- PROBLEM TO SOLVE:
Write out the lines from the line with "connector-top-left xyxy=(280,191,407,302)" through the line with "card-top-right-line-1: 信息化设施与服务不完备 xyxy=(649,117,815,135)", both included, as a numbered list that skips blank lines.

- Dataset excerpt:
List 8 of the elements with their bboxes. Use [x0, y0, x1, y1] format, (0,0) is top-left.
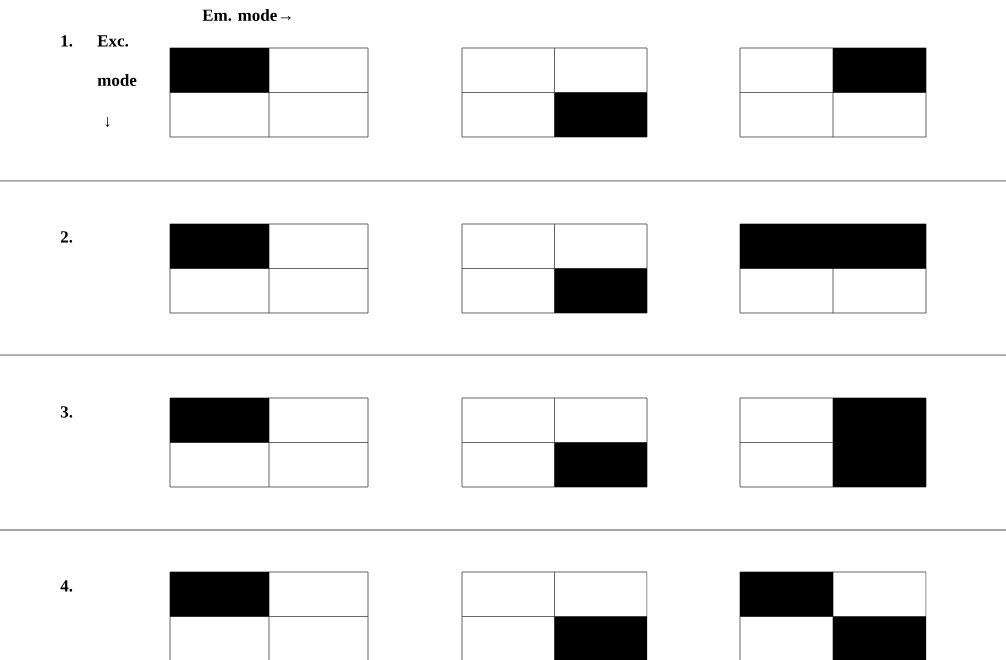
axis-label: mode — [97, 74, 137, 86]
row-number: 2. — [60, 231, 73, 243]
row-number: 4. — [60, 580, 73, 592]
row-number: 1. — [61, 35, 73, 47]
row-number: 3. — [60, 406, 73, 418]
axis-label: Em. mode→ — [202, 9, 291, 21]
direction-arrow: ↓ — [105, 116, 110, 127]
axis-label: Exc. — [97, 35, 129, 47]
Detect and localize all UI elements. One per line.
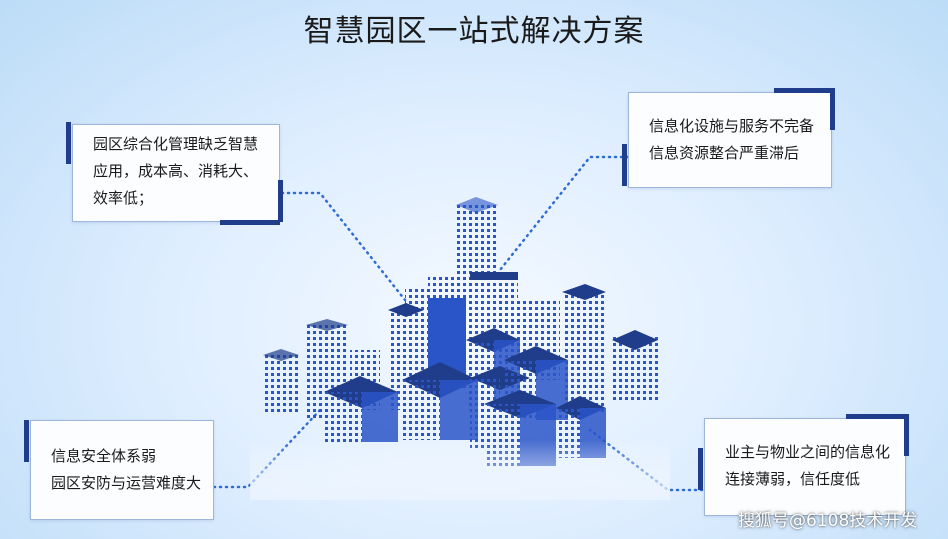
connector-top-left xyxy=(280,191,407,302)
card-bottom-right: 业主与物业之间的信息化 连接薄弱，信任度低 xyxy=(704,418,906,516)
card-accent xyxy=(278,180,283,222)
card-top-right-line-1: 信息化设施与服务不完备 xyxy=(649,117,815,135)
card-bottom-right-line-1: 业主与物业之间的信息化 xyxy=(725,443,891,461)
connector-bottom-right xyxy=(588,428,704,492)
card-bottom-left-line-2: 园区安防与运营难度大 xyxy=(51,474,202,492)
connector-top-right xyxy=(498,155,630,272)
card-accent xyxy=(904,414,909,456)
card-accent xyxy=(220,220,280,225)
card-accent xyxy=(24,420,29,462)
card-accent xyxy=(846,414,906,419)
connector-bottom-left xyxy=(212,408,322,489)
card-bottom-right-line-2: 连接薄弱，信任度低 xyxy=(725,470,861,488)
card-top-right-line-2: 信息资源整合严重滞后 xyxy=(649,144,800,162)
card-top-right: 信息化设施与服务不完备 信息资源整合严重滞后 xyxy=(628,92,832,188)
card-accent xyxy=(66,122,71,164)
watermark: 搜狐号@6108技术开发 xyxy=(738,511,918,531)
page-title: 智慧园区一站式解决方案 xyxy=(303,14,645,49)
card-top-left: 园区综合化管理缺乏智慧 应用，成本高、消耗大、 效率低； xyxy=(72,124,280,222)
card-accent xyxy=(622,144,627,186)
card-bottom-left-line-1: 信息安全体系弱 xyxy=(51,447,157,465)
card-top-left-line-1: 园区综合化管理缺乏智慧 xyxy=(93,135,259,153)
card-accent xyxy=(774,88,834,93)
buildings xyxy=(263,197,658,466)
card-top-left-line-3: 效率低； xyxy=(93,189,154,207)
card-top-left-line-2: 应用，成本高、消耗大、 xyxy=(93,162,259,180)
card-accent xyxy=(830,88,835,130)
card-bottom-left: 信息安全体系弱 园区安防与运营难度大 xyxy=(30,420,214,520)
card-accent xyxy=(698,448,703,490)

==

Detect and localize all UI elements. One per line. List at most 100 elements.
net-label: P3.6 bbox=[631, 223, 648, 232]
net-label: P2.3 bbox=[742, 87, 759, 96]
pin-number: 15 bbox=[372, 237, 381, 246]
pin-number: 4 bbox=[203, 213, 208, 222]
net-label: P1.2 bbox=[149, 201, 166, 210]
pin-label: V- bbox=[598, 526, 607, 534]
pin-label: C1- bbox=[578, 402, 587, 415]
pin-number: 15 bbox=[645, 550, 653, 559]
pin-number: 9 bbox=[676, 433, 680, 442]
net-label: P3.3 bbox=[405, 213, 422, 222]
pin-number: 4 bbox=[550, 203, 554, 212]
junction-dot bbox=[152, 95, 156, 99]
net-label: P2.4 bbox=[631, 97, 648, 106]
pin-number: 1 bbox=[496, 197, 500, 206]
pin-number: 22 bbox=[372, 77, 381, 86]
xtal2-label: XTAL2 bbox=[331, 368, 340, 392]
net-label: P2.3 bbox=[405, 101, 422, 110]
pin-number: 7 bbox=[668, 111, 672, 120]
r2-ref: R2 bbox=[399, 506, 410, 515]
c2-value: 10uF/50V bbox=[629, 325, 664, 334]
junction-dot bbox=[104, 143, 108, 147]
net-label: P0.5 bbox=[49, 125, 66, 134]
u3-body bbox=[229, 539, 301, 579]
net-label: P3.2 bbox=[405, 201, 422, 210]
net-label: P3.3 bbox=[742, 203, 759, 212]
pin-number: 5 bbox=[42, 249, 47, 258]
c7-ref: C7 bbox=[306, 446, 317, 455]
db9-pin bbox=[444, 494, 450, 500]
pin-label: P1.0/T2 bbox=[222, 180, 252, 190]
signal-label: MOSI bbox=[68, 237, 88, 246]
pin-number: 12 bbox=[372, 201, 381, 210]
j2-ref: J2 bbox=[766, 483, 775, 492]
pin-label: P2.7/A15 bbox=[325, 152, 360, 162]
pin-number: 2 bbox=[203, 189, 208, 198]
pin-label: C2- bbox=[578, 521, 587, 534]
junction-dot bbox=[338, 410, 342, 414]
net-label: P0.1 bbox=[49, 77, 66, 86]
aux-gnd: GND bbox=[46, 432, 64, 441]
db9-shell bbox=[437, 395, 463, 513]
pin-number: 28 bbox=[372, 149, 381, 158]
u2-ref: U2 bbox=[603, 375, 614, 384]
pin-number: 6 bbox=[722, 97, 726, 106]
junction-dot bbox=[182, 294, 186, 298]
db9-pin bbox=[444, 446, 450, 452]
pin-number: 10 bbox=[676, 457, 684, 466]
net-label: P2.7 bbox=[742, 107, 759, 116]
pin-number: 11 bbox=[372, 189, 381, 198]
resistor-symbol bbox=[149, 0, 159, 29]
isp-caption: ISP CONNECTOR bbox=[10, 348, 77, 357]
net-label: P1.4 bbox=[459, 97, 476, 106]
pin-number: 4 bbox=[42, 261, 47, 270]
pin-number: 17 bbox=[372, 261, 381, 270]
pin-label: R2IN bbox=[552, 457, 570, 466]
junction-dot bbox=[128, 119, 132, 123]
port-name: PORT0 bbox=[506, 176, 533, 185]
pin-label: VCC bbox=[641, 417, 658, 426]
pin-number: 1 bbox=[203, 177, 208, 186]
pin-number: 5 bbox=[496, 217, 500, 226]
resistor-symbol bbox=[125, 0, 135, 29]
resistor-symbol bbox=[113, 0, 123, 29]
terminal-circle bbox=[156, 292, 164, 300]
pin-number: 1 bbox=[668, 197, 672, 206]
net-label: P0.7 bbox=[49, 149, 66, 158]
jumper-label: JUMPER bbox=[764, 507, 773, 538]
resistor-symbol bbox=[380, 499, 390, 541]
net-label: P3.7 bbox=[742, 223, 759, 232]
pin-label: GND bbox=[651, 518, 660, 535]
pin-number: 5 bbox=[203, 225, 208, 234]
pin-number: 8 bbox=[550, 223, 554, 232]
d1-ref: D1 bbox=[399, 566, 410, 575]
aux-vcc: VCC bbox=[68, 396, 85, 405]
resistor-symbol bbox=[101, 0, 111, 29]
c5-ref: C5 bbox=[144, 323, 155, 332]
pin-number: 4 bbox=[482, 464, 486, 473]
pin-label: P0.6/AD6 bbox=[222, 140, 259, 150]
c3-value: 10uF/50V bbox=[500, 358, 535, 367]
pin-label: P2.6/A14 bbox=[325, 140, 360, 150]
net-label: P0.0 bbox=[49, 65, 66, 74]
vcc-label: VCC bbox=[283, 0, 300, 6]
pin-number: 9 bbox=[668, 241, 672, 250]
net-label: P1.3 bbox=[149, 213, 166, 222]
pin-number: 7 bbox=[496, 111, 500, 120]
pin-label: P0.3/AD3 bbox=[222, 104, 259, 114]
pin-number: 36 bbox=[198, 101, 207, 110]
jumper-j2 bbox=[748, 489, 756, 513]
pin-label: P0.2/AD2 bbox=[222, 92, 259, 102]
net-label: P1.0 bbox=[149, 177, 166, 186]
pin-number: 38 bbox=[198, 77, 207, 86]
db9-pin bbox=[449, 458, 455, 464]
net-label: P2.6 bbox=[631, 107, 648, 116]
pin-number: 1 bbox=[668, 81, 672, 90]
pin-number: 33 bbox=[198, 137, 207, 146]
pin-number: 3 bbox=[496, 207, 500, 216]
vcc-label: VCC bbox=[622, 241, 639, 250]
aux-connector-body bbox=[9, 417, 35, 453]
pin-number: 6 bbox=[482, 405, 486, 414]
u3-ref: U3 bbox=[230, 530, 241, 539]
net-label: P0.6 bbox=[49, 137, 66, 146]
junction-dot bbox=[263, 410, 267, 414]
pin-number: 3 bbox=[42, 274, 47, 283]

- THE COMPLETED TASK:
1. connector-top-left xyxy=(280,191,407,302)
2. card-bottom-right: 业主与物业之间的信息化 连接薄弱，信任度低 xyxy=(704,418,906,516)
3. card-accent xyxy=(278,180,283,222)
4. card-top-right-line-1: 信息化设施与服务不完备 xyxy=(649,117,815,135)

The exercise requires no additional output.